WHAT THE TASK ASKS >> Could you copy every line from the material below in which "образования" appears?

Records excerpted from a collection
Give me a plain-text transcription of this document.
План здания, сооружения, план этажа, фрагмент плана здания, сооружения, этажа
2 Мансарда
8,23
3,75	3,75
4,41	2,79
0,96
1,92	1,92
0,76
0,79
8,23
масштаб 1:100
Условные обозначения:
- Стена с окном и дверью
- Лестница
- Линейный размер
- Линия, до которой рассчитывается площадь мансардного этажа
* * *
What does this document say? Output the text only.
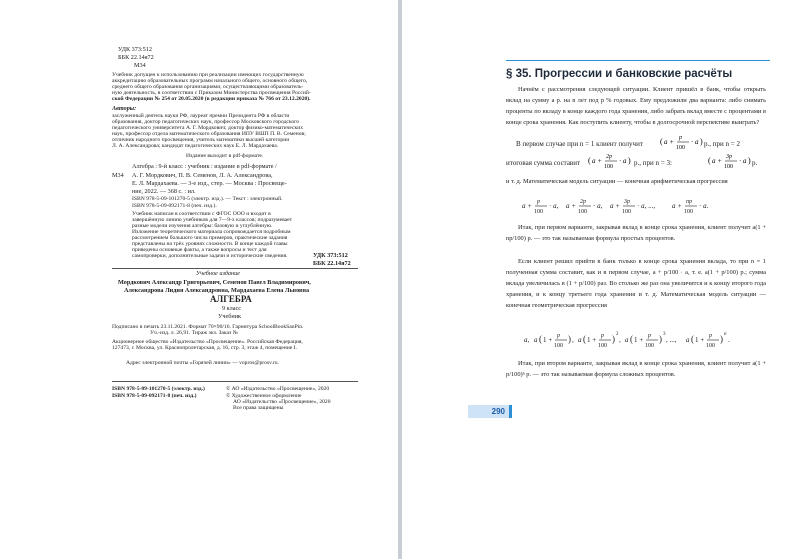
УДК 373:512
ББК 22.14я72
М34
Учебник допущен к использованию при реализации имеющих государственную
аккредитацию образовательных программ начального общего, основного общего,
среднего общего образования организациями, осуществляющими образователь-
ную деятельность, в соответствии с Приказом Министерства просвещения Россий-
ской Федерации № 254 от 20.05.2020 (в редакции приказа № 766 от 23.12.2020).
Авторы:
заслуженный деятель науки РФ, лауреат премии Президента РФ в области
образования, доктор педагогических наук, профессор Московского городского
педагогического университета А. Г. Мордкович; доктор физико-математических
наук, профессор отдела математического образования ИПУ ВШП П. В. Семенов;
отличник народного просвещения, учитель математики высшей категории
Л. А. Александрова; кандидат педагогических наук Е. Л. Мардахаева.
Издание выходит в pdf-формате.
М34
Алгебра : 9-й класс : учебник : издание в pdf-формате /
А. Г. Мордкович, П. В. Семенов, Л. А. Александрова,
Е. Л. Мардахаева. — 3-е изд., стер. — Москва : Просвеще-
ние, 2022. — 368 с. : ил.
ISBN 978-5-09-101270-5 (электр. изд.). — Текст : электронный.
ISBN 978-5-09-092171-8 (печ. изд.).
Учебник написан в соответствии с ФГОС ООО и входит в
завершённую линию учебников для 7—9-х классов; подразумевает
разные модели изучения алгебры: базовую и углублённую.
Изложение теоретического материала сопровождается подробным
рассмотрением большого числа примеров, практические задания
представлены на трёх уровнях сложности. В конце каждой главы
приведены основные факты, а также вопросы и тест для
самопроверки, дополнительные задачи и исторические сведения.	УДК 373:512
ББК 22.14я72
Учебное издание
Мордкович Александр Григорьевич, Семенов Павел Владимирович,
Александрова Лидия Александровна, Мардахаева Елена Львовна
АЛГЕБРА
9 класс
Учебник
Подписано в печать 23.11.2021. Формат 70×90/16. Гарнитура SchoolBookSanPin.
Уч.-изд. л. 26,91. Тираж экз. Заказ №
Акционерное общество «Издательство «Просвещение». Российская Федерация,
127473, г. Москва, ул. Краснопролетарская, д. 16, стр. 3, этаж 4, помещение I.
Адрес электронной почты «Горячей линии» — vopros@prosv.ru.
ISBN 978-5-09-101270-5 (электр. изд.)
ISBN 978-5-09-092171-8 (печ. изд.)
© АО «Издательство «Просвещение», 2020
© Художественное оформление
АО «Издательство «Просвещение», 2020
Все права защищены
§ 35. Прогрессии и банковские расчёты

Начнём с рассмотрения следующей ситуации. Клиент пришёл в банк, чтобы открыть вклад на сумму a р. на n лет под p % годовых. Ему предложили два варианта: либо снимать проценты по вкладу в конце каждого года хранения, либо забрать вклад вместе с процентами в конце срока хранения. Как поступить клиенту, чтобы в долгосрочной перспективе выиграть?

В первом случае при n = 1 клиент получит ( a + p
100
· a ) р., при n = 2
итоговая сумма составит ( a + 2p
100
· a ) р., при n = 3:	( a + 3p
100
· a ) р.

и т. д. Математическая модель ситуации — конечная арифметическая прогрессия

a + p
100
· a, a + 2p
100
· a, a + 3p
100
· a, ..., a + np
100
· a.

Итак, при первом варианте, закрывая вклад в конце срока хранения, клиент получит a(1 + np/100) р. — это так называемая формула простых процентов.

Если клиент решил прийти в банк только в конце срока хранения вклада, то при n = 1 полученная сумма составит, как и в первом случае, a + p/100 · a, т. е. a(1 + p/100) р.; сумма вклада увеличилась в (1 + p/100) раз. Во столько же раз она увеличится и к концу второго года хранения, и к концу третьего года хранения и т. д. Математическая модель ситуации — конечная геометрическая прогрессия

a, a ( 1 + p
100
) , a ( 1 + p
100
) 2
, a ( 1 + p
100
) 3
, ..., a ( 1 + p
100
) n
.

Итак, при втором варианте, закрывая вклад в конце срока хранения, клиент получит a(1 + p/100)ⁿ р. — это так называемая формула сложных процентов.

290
...
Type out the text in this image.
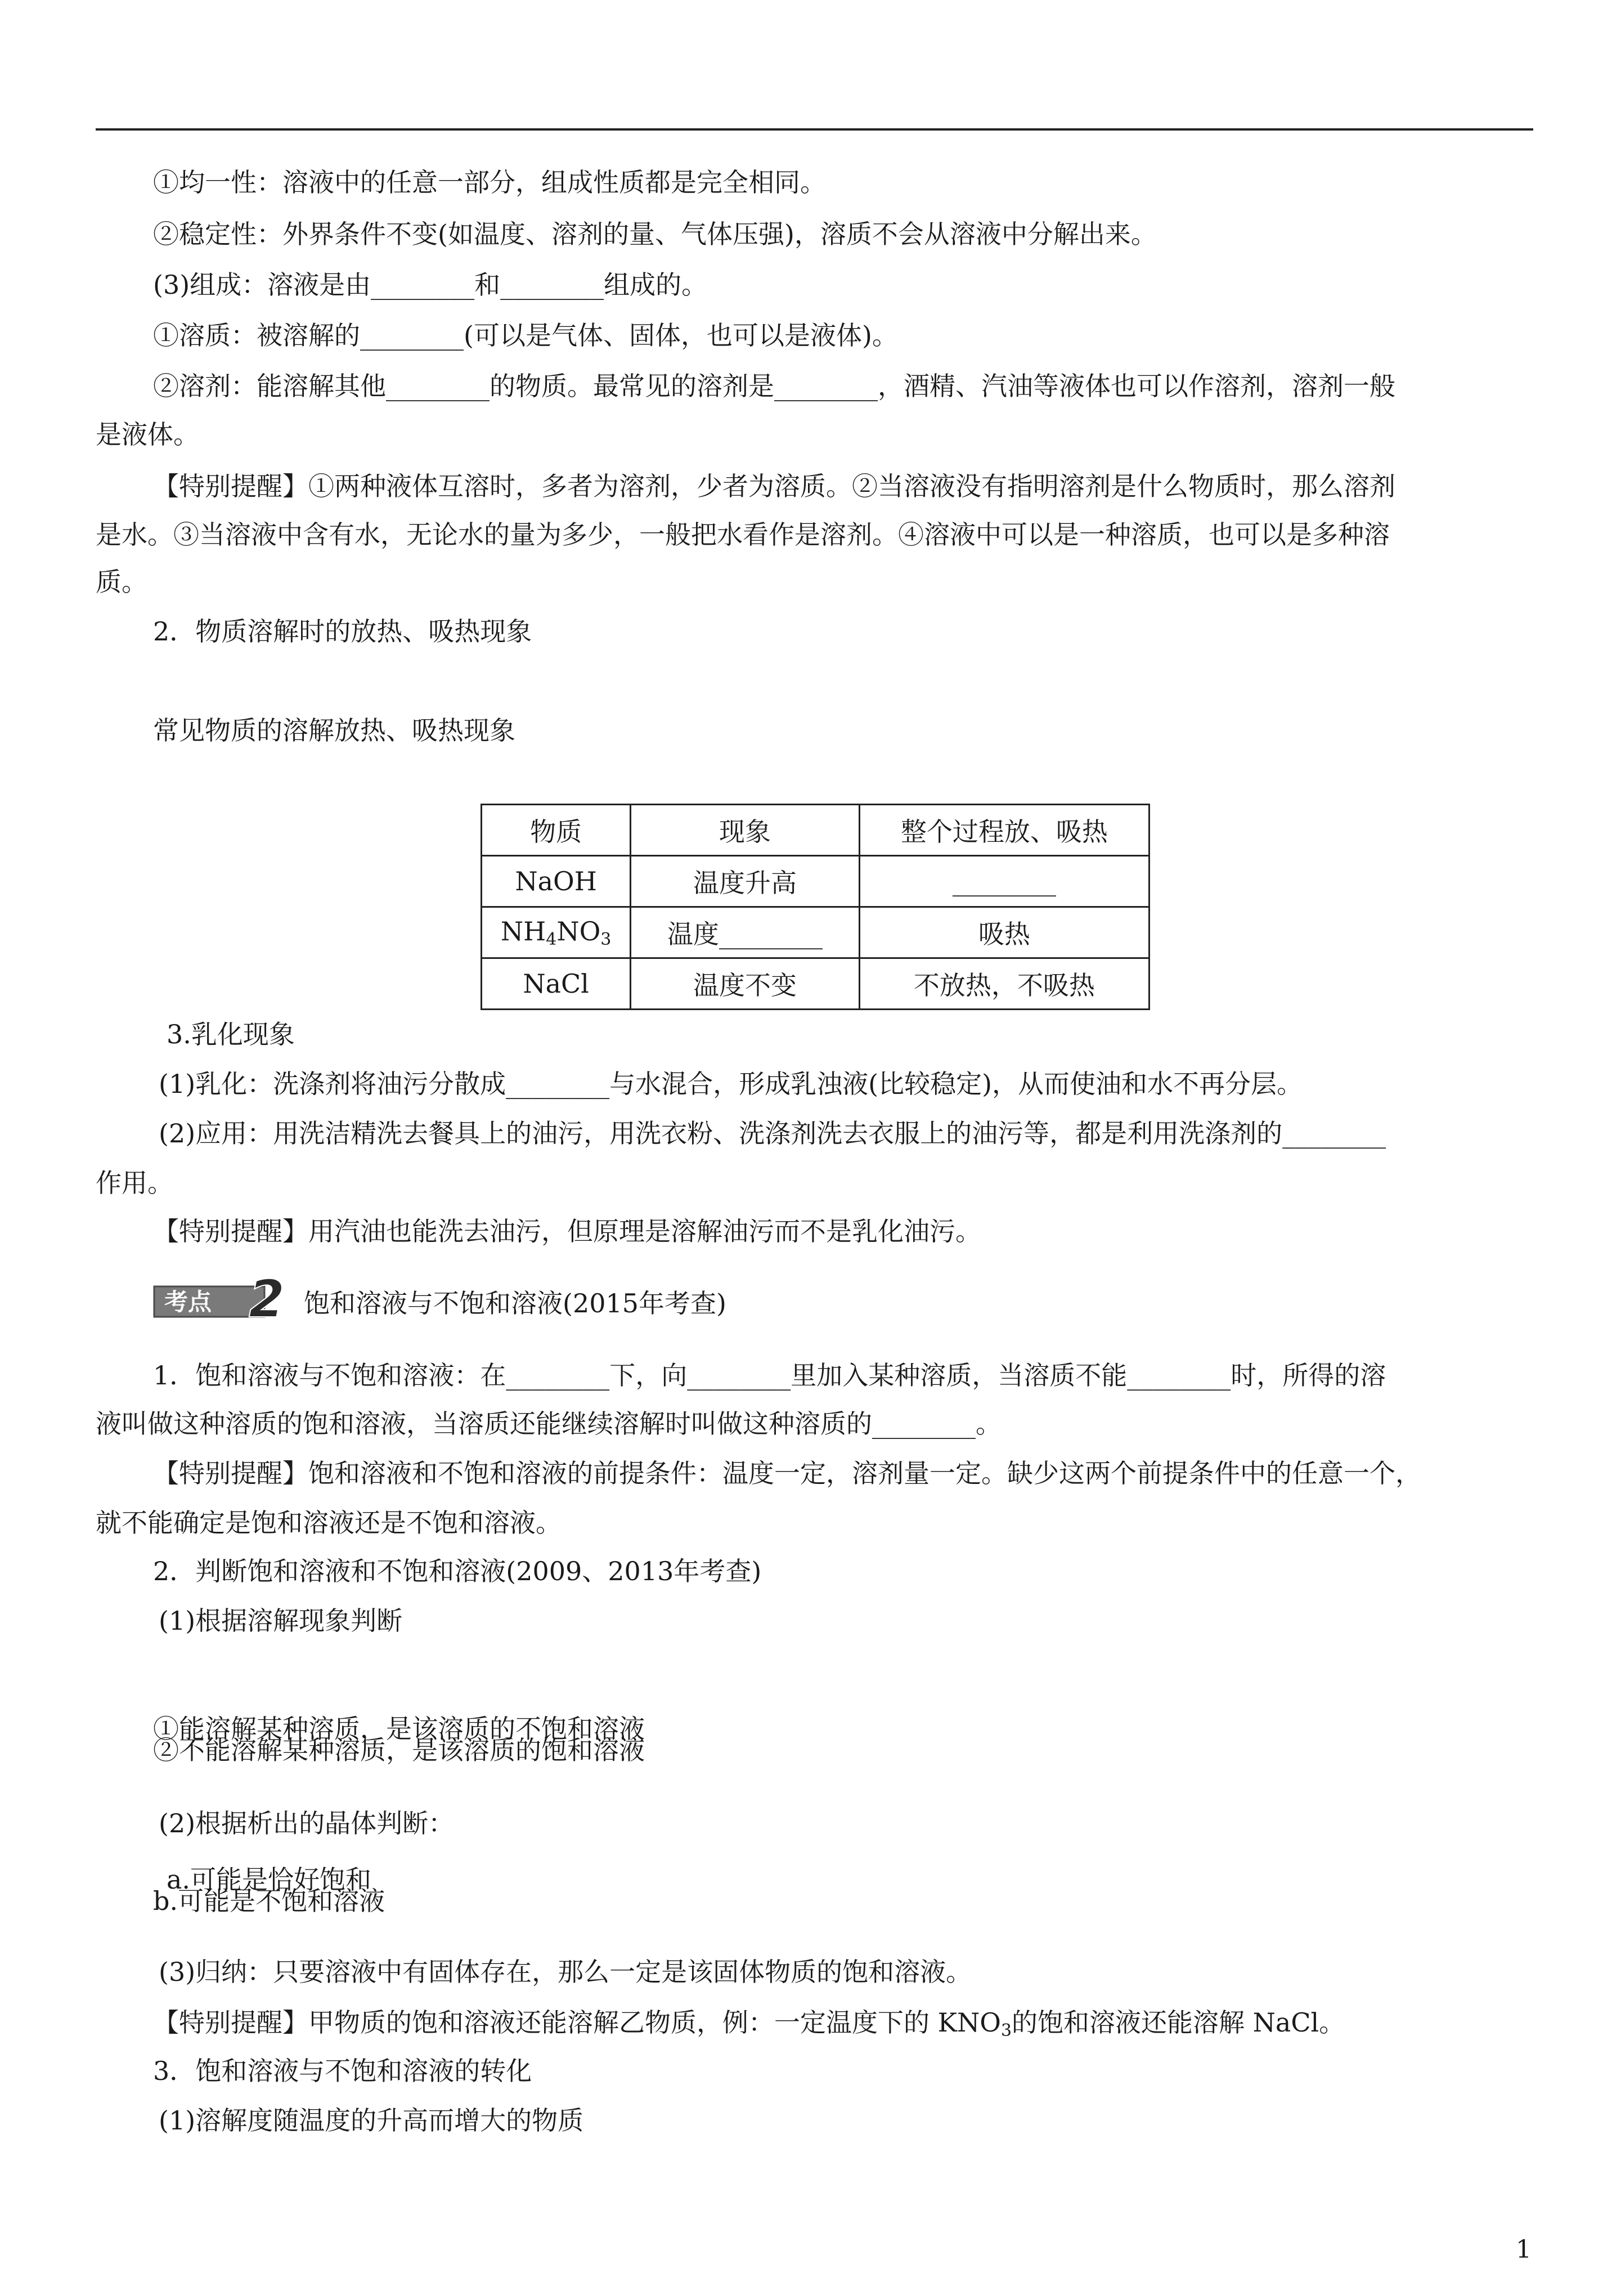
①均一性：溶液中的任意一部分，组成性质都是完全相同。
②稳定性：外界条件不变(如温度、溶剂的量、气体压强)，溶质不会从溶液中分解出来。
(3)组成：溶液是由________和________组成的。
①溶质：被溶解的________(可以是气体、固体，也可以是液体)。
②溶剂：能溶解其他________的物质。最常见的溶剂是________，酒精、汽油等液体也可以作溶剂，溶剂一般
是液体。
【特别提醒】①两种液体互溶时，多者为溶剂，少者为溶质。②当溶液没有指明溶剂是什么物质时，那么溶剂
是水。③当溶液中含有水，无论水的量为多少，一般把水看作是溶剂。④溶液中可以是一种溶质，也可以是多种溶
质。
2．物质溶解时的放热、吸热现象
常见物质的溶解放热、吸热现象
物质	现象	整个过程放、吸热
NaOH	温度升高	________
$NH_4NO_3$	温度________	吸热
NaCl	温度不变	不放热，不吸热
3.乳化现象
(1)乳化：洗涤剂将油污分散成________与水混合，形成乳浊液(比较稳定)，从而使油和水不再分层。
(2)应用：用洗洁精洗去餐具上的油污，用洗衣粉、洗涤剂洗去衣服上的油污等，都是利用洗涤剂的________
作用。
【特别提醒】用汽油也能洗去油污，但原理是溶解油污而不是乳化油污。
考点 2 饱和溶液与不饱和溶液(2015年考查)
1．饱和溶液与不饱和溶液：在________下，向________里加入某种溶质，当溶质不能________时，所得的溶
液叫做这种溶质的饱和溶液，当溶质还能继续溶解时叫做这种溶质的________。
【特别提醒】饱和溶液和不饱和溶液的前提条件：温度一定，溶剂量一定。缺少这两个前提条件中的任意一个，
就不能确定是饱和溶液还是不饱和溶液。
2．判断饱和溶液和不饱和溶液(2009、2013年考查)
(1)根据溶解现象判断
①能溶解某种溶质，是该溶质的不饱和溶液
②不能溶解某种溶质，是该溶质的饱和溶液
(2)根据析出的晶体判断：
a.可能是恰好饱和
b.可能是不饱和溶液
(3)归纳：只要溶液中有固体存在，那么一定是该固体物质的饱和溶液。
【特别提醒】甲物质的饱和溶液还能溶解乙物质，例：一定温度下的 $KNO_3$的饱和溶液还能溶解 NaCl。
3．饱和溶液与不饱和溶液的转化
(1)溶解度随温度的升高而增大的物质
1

SOLUTION TO THIS TASK >>
среднего общего образования организациями, осуществляющими образователь-
образования, доктор педагогических наук, профессор Московского городского
наук, профессор отдела математического образования ИПУ ВШП П. В. Семенов;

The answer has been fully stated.